_Short problem_: Each record must be retyped in full. No character may differ.

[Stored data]
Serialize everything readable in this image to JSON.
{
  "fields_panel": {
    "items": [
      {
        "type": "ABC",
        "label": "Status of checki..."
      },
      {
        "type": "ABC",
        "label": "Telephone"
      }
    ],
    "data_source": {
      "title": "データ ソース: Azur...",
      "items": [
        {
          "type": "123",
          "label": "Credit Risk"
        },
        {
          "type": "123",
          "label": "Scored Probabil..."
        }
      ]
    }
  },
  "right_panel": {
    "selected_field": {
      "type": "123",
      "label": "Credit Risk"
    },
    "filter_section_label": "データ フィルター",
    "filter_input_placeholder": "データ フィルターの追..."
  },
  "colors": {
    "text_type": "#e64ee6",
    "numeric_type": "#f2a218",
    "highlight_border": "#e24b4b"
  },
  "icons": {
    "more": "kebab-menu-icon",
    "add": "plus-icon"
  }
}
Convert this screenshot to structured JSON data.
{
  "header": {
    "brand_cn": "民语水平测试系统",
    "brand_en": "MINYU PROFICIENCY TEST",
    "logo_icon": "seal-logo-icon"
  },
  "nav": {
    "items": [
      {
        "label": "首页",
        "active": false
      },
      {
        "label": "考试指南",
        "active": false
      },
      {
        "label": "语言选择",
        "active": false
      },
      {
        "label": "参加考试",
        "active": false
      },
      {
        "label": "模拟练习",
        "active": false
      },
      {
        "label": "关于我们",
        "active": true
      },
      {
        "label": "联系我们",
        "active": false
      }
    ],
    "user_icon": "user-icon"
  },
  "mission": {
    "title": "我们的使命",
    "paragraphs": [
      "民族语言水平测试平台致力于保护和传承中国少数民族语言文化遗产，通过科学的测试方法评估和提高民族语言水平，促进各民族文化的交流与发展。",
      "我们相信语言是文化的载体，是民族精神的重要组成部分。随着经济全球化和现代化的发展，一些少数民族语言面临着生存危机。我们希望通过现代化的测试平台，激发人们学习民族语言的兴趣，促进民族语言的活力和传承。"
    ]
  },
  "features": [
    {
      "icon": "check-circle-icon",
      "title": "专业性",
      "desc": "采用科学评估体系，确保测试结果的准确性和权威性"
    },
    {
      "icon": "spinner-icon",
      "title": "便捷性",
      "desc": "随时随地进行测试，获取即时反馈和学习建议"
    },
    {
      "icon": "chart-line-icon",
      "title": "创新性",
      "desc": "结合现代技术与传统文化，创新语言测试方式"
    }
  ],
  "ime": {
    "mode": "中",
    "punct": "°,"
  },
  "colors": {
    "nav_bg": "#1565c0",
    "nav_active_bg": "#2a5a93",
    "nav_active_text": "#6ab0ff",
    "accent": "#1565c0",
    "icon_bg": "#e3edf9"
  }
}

_Written response_:
Serialize everything readable in this image to JSON.
{
  "fields_panel": {
    "items": [
      {
        "type": "ABC",
        "label": "Status of checki..."
      },
      {
        "type": "ABC",
        "label": "Telephone"
      }
    ],
    "data_source": {
      "title": "データ ソース: Azur...",
      "items": [
        {
          "type": "123",
          "label": "Credit Risk"
        },
        {
          "type": "123",
          "label": "Scored Probabil..."
        }
      ]
    }
  },
  "right_panel": {
    "selected_field": {
      "type": "123",
      "label": "Credit Risk"
    },
    "filter_section_label": "データ フィルター",
    "filter_input_placeholder": "データ フィルターの追..."
  },
  "colors": {
    "text_type": "#e64ee6",
    "numeric_type": "#f2a218",
    "highlight_border": "#e24b4b"
  },
  "icons": {
    "more": "kebab-menu-icon",
    "add": "plus-icon"
  }
}
Convert this screenshot to structured JSON data.
{
  "header": {
    "brand_cn": "民语水平测试系统",
    "brand_en": "MINYU PROFICIENCY TEST",
    "logo_icon": "seal-logo-icon"
  },
  "nav": {
    "items": [
      {
        "label": "首页",
        "active": false
      },
      {
        "label": "考试指南",
        "active": false
      },
      {
        "label": "语言选择",
        "active": false
      },
      {
        "label": "参加考试",
        "active": false
      },
      {
        "label": "模拟练习",
        "active": false
      },
      {
        "label": "关于我们",
        "active": true
      },
      {
        "label": "联系我们",
        "active": false
      }
    ],
    "user_icon": "user-icon"
  },
  "mission": {
    "title": "我们的使命",
    "paragraphs": [
      "民族语言水平测试平台致力于保护和传承中国少数民族语言文化遗产，通过科学的测试方法评估和提高民族语言水平，促进各民族文化的交流与发展。",
      "我们相信语言是文化的载体，是民族精神的重要组成部分。随着经济全球化和现代化的发展，一些少数民族语言面临着生存危机。我们希望通过现代化的测试平台，激发人们学习民族语言的兴趣，促进民族语言的活力和传承。"
    ]
  },
  "features": [
    {
      "icon": "check-circle-icon",
      "title": "专业性",
      "desc": "采用科学评估体系，确保测试结果的准确性和权威性"
    },
    {
      "icon": "spinner-icon",
      "title": "便捷性",
      "desc": "随时随地进行测试，获取即时反馈和学习建议"
    },
    {
      "icon": "chart-line-icon",
      "title": "创新性",
      "desc": "结合现代技术与传统文化，创新语言测试方式"
    }
  ],
  "ime": {
    "mode": "中",
    "punct": "°,"
  },
  "colors": {
    "nav_bg": "#1565c0",
    "nav_active_bg": "#2a5a93",
    "nav_active_text": "#6ab0ff",
    "accent": "#1565c0",
    "icon_bg": "#e3edf9"
  }
}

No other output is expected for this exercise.